SHORT PROBLEM = Set down each entry from the block beneath, exactly as written.

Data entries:

◇ ◇ ◇ ◇

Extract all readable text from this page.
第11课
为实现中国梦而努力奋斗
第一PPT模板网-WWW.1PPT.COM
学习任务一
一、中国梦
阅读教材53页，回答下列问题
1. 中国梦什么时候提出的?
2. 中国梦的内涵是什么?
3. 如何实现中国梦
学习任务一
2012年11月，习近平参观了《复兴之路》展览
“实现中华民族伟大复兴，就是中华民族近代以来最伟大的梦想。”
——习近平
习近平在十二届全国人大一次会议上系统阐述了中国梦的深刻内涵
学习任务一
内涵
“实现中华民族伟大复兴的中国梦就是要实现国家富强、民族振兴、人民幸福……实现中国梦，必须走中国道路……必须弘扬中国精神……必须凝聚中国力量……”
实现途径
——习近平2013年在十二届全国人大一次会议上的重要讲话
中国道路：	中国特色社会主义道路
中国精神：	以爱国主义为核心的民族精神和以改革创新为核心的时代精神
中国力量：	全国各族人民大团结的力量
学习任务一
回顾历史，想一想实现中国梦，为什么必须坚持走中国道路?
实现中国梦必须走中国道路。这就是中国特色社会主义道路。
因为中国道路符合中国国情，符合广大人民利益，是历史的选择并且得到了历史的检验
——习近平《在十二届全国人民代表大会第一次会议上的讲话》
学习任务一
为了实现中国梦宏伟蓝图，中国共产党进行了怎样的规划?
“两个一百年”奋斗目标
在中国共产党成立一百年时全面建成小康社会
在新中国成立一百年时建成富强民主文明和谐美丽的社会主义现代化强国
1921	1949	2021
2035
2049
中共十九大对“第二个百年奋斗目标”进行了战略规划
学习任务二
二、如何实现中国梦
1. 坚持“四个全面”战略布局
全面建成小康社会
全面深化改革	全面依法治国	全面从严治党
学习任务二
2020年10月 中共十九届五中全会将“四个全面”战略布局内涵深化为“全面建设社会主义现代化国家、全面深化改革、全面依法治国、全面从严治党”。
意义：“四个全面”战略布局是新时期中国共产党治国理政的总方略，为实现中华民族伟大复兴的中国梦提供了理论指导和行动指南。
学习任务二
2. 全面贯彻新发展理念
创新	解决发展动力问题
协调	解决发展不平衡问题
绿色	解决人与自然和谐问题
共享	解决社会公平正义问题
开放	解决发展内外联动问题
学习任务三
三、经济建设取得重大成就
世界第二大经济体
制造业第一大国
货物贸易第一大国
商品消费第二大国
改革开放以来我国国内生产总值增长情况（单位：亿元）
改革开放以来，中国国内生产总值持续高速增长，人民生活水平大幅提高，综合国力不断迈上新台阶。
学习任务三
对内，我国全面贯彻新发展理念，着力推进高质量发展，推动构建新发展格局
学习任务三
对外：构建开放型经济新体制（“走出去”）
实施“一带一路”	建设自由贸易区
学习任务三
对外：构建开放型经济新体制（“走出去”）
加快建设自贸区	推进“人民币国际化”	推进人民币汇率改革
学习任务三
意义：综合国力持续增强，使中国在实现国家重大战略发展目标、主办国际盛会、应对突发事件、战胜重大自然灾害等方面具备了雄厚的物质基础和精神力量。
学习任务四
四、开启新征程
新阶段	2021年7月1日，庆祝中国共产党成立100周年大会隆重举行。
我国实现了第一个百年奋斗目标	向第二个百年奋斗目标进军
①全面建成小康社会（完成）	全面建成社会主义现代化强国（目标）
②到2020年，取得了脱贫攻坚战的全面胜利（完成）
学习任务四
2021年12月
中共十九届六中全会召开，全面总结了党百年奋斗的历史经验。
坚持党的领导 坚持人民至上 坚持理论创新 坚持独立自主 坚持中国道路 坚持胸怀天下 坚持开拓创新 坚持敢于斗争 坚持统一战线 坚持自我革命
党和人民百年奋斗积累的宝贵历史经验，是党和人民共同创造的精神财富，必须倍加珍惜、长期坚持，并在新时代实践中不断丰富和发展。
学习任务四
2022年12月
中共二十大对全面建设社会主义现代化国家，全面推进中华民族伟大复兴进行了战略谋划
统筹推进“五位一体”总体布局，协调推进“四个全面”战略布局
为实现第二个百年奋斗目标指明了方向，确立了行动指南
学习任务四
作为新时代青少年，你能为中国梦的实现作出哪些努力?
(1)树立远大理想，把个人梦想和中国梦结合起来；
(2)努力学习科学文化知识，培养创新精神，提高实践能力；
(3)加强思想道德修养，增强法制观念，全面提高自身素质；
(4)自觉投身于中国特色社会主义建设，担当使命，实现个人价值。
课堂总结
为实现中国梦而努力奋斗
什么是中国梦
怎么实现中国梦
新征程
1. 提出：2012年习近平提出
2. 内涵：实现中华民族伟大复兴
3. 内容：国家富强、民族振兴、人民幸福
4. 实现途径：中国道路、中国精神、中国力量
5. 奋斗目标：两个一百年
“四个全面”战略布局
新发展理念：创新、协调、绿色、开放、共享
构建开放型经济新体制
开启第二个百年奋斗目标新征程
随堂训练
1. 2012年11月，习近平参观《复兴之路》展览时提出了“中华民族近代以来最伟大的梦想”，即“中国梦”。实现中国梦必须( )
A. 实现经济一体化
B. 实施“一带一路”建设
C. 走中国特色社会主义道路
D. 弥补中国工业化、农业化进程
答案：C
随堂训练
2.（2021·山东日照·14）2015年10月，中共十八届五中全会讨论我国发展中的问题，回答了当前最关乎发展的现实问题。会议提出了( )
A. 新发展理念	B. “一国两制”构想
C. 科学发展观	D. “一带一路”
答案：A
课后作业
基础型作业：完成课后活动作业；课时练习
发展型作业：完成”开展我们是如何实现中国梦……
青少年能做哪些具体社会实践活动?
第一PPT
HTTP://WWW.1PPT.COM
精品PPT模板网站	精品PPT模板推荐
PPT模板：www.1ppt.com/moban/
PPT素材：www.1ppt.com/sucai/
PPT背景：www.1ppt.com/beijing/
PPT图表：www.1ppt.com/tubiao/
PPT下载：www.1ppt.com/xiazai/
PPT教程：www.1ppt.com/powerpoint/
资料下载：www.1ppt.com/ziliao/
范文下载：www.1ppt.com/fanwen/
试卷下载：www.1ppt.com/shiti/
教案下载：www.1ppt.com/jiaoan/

◇ ◇ ◇ ◇

RESULT =
Extract all readable text from this page.
第11课
为实现中国梦而努力奋斗
第一PPT模板网-WWW.1PPT.COM
学习任务一
一、中国梦
阅读教材53页，回答下列问题
1. 中国梦什么时候提出的?
2. 中国梦的内涵是什么?
3. 如何实现中国梦
学习任务一
2012年11月，习近平参观了《复兴之路》展览
“实现中华民族伟大复兴，就是中华民族近代以来最伟大的梦想。”
——习近平
习近平在十二届全国人大一次会议上系统阐述了中国梦的深刻内涵
学习任务一
内涵
“实现中华民族伟大复兴的中国梦就是要实现国家富强、民族振兴、人民幸福……实现中国梦，必须走中国道路……必须弘扬中国精神……必须凝聚中国力量……”
实现途径
——习近平2013年在十二届全国人大一次会议上的重要讲话
中国道路：	中国特色社会主义道路
中国精神：	以爱国主义为核心的民族精神和以改革创新为核心的时代精神
中国力量：	全国各族人民大团结的力量
学习任务一
回顾历史，想一想实现中国梦，为什么必须坚持走中国道路?
实现中国梦必须走中国道路。这就是中国特色社会主义道路。
因为中国道路符合中国国情，符合广大人民利益，是历史的选择并且得到了历史的检验
——习近平《在十二届全国人民代表大会第一次会议上的讲话》
学习任务一
为了实现中国梦宏伟蓝图，中国共产党进行了怎样的规划?
“两个一百年”奋斗目标
在中国共产党成立一百年时全面建成小康社会
在新中国成立一百年时建成富强民主文明和谐美丽的社会主义现代化强国
1921	1949	2021
2035
2049
中共十九大对“第二个百年奋斗目标”进行了战略规划
学习任务二
二、如何实现中国梦
1. 坚持“四个全面”战略布局
全面建成小康社会
全面深化改革	全面依法治国	全面从严治党
学习任务二
2020年10月 中共十九届五中全会将“四个全面”战略布局内涵深化为“全面建设社会主义现代化国家、全面深化改革、全面依法治国、全面从严治党”。
意义：“四个全面”战略布局是新时期中国共产党治国理政的总方略，为实现中华民族伟大复兴的中国梦提供了理论指导和行动指南。
学习任务二
2. 全面贯彻新发展理念
创新	解决发展动力问题
协调	解决发展不平衡问题
绿色	解决人与自然和谐问题
共享	解决社会公平正义问题
开放	解决发展内外联动问题
学习任务三
三、经济建设取得重大成就
世界第二大经济体
制造业第一大国
货物贸易第一大国
商品消费第二大国
改革开放以来我国国内生产总值增长情况（单位：亿元）
改革开放以来，中国国内生产总值持续高速增长，人民生活水平大幅提高，综合国力不断迈上新台阶。
学习任务三
对内，我国全面贯彻新发展理念，着力推进高质量发展，推动构建新发展格局
学习任务三
对外：构建开放型经济新体制（“走出去”）
实施“一带一路”	建设自由贸易区
学习任务三
对外：构建开放型经济新体制（“走出去”）
加快建设自贸区	推进“人民币国际化”	推进人民币汇率改革
学习任务三
意义：综合国力持续增强，使中国在实现国家重大战略发展目标、主办国际盛会、应对突发事件、战胜重大自然灾害等方面具备了雄厚的物质基础和精神力量。
学习任务四
四、开启新征程
新阶段	2021年7月1日，庆祝中国共产党成立100周年大会隆重举行。
我国实现了第一个百年奋斗目标	向第二个百年奋斗目标进军
①全面建成小康社会（完成）	全面建成社会主义现代化强国（目标）
②到2020年，取得了脱贫攻坚战的全面胜利（完成）
学习任务四
2021年12月
中共十九届六中全会召开，全面总结了党百年奋斗的历史经验。
坚持党的领导 坚持人民至上 坚持理论创新 坚持独立自主 坚持中国道路 坚持胸怀天下 坚持开拓创新 坚持敢于斗争 坚持统一战线 坚持自我革命
党和人民百年奋斗积累的宝贵历史经验，是党和人民共同创造的精神财富，必须倍加珍惜、长期坚持，并在新时代实践中不断丰富和发展。
学习任务四
2022年12月
中共二十大对全面建设社会主义现代化国家，全面推进中华民族伟大复兴进行了战略谋划
统筹推进“五位一体”总体布局，协调推进“四个全面”战略布局
为实现第二个百年奋斗目标指明了方向，确立了行动指南
学习任务四
作为新时代青少年，你能为中国梦的实现作出哪些努力?
(1)树立远大理想，把个人梦想和中国梦结合起来；
(2)努力学习科学文化知识，培养创新精神，提高实践能力；
(3)加强思想道德修养，增强法制观念，全面提高自身素质；
(4)自觉投身于中国特色社会主义建设，担当使命，实现个人价值。
课堂总结
为实现中国梦而努力奋斗
什么是中国梦
怎么实现中国梦
新征程
1. 提出：2012年习近平提出
2. 内涵：实现中华民族伟大复兴
3. 内容：国家富强、民族振兴、人民幸福
4. 实现途径：中国道路、中国精神、中国力量
5. 奋斗目标：两个一百年
“四个全面”战略布局
新发展理念：创新、协调、绿色、开放、共享
构建开放型经济新体制
开启第二个百年奋斗目标新征程
随堂训练
1. 2012年11月，习近平参观《复兴之路》展览时提出了“中华民族近代以来最伟大的梦想”，即“中国梦”。实现中国梦必须( )
A. 实现经济一体化
B. 实施“一带一路”建设
C. 走中国特色社会主义道路
D. 弥补中国工业化、农业化进程
答案：C
随堂训练
2.（2021·山东日照·14）2015年10月，中共十八届五中全会讨论我国发展中的问题，回答了当前最关乎发展的现实问题。会议提出了( )
A. 新发展理念	B. “一国两制”构想
C. 科学发展观	D. “一带一路”
答案：A
课后作业
基础型作业：完成课后活动作业；课时练习
发展型作业：完成”开展我们是如何实现中国梦……
青少年能做哪些具体社会实践活动?
第一PPT
HTTP://WWW.1PPT.COM
精品PPT模板网站	精品PPT模板推荐
PPT模板：www.1ppt.com/moban/
PPT素材：www.1ppt.com/sucai/
PPT背景：www.1ppt.com/beijing/
PPT图表：www.1ppt.com/tubiao/
PPT下载：www.1ppt.com/xiazai/
PPT教程：www.1ppt.com/powerpoint/
资料下载：www.1ppt.com/ziliao/
范文下载：www.1ppt.com/fanwen/
试卷下载：www.1ppt.com/shiti/
教案下载：www.1ppt.com/jiaoan/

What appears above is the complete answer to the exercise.